Return all lines that include the string "name".

(Source records)
----

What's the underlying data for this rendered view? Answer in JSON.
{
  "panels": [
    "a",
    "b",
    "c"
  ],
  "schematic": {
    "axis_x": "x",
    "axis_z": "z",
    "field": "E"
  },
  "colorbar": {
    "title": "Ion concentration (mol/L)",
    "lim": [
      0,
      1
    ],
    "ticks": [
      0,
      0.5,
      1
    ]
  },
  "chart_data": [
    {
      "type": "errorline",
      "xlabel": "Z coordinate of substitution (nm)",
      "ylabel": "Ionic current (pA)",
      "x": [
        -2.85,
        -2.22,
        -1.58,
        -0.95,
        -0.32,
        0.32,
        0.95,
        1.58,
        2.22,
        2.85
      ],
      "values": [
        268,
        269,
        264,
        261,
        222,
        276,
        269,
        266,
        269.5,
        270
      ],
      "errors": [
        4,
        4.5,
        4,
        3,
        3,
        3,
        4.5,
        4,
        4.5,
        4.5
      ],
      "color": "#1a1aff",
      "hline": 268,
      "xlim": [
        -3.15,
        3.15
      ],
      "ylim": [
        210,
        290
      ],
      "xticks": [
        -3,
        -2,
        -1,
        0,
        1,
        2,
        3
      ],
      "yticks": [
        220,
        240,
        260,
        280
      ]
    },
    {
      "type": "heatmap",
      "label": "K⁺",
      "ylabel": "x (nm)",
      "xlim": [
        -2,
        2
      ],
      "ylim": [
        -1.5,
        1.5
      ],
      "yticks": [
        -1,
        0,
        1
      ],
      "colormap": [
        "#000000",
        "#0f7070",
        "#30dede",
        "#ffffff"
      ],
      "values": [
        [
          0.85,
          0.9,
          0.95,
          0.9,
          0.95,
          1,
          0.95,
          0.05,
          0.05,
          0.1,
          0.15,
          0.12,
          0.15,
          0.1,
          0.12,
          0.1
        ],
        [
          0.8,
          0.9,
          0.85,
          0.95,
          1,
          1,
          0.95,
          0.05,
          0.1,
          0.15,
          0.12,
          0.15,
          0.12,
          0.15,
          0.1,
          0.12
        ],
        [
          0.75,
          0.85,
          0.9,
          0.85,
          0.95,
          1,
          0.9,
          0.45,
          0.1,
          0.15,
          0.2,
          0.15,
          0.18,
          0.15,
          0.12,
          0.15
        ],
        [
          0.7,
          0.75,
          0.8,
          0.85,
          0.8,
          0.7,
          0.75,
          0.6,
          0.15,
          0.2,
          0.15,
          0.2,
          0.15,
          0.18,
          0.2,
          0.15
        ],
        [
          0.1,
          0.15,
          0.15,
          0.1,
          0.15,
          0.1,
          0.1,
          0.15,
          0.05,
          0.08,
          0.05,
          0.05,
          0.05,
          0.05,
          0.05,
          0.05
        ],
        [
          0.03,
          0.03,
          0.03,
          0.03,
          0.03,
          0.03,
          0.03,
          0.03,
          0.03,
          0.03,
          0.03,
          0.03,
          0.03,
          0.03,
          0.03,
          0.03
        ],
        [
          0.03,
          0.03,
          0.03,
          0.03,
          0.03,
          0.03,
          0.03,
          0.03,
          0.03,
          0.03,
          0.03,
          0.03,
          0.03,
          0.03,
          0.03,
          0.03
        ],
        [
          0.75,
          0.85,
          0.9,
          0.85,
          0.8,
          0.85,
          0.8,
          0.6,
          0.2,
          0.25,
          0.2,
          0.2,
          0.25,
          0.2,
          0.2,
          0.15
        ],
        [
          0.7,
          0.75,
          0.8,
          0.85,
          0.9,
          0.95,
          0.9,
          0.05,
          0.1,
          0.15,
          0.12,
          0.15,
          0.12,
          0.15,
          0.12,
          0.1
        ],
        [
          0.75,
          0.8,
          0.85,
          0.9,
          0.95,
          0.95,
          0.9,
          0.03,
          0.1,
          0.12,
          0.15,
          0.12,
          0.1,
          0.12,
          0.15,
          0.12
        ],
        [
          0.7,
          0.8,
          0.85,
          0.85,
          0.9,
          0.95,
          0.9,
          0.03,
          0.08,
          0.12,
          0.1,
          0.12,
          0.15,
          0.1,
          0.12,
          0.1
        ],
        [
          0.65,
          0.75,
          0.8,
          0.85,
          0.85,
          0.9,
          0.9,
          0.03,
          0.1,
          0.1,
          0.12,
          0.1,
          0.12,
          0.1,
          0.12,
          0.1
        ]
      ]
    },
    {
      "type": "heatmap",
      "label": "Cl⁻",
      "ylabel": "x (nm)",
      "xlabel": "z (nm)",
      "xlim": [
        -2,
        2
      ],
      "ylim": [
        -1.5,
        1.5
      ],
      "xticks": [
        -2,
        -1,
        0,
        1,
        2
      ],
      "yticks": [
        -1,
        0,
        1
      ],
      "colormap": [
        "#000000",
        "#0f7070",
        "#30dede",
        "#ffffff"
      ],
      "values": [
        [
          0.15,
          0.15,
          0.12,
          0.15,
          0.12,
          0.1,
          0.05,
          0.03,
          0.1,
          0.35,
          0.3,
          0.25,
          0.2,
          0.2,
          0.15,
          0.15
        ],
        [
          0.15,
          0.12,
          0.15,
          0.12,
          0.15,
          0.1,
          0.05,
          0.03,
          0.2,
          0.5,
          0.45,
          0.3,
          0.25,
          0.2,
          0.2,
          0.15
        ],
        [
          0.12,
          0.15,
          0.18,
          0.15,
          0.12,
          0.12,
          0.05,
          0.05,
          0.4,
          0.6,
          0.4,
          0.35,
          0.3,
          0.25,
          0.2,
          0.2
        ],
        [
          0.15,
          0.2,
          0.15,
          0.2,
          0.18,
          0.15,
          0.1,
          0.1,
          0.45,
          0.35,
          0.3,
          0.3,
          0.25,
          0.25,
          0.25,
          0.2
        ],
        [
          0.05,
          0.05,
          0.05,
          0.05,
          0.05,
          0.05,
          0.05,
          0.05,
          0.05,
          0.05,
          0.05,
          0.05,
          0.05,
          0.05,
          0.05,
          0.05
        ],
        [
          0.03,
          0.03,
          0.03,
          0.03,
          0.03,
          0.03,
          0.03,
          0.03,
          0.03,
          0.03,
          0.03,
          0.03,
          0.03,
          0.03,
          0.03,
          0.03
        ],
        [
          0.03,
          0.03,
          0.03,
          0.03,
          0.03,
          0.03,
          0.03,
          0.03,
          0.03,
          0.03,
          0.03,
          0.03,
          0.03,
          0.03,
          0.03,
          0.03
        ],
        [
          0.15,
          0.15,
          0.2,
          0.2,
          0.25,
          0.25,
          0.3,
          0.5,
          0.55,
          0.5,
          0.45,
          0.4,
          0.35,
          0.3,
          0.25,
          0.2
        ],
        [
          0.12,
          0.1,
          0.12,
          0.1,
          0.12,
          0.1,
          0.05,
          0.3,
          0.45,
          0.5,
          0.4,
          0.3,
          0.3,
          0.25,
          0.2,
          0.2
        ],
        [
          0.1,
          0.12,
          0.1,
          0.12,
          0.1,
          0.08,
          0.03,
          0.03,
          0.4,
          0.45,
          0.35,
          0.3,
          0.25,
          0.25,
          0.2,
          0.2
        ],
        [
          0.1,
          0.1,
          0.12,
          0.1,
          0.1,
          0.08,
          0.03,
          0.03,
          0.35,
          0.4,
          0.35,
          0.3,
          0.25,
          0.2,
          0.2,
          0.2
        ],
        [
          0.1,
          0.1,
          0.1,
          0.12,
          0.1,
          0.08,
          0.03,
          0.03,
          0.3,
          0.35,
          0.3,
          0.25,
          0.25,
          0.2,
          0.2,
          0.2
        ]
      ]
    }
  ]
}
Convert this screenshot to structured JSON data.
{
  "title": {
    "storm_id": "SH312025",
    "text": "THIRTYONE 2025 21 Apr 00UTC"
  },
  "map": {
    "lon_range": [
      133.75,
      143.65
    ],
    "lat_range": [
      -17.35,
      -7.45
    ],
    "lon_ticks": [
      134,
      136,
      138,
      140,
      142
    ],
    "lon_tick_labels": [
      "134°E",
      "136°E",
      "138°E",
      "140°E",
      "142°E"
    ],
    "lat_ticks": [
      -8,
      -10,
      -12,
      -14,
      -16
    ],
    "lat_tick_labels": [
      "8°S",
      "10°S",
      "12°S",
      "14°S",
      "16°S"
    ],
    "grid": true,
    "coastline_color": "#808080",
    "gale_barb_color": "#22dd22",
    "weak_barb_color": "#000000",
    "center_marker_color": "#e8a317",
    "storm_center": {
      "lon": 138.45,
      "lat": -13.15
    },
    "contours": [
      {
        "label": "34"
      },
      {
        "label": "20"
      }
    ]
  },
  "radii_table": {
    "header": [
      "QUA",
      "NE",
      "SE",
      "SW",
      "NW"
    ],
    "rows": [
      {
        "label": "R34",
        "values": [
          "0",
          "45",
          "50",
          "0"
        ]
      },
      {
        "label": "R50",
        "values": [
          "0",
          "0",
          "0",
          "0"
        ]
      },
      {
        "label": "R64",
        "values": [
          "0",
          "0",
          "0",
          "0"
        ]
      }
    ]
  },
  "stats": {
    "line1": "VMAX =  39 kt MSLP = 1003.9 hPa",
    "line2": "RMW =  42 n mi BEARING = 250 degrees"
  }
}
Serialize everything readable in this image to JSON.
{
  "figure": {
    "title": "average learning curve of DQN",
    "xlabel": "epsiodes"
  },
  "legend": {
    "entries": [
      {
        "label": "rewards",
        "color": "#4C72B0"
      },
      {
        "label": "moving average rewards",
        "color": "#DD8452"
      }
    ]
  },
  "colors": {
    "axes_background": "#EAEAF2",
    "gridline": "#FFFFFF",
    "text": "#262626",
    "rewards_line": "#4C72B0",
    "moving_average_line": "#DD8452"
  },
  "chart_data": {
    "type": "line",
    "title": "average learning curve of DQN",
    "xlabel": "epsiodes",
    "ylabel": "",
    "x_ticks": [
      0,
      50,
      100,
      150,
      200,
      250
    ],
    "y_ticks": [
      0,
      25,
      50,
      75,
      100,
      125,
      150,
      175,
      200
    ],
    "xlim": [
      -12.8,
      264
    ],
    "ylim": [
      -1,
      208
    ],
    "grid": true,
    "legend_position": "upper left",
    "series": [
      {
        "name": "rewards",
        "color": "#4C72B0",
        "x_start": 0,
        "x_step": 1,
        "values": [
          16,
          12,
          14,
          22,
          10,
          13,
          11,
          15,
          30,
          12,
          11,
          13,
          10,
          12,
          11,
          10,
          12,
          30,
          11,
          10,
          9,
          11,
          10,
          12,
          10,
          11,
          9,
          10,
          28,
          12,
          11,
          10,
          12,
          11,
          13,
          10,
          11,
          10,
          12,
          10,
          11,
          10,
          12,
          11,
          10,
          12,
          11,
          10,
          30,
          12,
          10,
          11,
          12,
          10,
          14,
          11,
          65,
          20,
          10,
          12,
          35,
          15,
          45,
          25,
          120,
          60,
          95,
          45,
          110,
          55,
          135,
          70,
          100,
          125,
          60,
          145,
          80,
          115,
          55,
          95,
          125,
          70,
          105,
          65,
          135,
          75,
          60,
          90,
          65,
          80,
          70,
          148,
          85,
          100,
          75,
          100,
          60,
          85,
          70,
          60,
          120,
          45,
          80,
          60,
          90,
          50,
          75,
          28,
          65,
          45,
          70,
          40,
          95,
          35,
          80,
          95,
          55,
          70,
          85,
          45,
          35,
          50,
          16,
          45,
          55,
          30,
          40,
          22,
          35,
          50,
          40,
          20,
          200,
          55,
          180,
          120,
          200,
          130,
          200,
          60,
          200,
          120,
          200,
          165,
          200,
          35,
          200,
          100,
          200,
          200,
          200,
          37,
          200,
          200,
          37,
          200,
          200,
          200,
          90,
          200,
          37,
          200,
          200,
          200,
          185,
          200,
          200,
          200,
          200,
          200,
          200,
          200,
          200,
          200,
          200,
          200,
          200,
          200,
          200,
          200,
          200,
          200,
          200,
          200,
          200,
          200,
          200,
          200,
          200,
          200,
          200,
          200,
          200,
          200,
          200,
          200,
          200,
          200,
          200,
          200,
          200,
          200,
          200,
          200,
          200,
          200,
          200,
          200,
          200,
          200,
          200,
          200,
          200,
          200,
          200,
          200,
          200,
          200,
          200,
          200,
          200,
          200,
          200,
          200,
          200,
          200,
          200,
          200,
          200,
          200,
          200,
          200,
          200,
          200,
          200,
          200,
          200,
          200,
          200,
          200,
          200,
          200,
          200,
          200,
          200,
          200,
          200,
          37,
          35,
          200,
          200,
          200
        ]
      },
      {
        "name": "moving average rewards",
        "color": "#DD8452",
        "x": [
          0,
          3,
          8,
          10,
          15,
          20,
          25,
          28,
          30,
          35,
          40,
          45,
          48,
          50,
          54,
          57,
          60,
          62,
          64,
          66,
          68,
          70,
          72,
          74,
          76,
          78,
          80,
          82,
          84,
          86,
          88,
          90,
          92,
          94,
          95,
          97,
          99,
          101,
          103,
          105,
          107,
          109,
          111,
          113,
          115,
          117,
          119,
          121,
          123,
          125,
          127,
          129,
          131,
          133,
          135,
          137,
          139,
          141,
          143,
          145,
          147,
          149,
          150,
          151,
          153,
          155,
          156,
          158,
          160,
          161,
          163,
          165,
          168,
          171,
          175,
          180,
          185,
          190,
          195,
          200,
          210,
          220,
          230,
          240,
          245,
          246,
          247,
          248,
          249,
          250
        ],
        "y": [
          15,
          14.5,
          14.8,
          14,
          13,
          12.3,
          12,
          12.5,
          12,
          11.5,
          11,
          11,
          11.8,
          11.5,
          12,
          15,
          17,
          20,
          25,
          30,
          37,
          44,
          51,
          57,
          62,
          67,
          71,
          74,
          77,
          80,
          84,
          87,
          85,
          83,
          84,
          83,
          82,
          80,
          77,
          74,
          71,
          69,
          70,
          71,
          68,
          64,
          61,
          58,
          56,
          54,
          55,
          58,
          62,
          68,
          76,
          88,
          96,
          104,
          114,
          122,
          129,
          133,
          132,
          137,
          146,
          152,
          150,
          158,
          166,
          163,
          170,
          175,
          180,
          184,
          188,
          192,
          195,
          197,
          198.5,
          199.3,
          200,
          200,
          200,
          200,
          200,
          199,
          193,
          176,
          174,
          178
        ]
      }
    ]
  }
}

----

• **OUTPUT FOR THIS TASK**
        "name": "rewards",
        "name": "moving average rewards",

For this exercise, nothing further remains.